Every line of the material below should be repeated exactly.

===== GIVEN RECORDS

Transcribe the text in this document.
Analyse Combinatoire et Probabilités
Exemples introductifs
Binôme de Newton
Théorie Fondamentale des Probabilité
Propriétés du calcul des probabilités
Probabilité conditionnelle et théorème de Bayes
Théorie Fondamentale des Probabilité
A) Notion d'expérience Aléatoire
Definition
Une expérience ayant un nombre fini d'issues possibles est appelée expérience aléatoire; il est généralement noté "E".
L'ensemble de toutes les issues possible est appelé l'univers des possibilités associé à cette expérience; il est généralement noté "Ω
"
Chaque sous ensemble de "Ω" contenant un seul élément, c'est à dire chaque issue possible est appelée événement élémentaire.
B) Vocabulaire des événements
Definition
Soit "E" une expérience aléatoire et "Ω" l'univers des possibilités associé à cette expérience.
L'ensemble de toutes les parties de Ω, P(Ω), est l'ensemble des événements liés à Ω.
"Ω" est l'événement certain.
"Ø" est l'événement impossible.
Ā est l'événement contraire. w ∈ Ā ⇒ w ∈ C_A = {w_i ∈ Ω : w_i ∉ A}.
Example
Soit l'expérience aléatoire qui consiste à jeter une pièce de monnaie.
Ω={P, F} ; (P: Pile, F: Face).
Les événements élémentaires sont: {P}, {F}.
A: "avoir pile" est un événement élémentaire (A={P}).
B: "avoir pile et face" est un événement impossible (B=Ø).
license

==========

▶ _FULL OUTPUT_:
Transcribe the text in this document.
Analyse Combinatoire et Probabilités
Exemples introductifs
Binôme de Newton
Théorie Fondamentale des Probabilité
Propriétés du calcul des probabilités
Probabilité conditionnelle et théorème de Bayes
Théorie Fondamentale des Probabilité
A) Notion d'expérience Aléatoire
Definition
Une expérience ayant un nombre fini d'issues possibles est appelée expérience aléatoire; il est généralement noté "E".
L'ensemble de toutes les issues possible est appelé l'univers des possibilités associé à cette expérience; il est généralement noté "Ω
"
Chaque sous ensemble de "Ω" contenant un seul élément, c'est à dire chaque issue possible est appelée événement élémentaire.
B) Vocabulaire des événements
Definition
Soit "E" une expérience aléatoire et "Ω" l'univers des possibilités associé à cette expérience.
L'ensemble de toutes les parties de Ω, P(Ω), est l'ensemble des événements liés à Ω.
"Ω" est l'événement certain.
"Ø" est l'événement impossible.
Ā est l'événement contraire. w ∈ Ā ⇒ w ∈ C_A = {w_i ∈ Ω : w_i ∉ A}.
Example
Soit l'expérience aléatoire qui consiste à jeter une pièce de monnaie.
Ω={P, F} ; (P: Pile, F: Face).
Les événements élémentaires sont: {P}, {F}.
A: "avoir pile" est un événement élémentaire (A={P}).
B: "avoir pile et face" est un événement impossible (B=Ø).
license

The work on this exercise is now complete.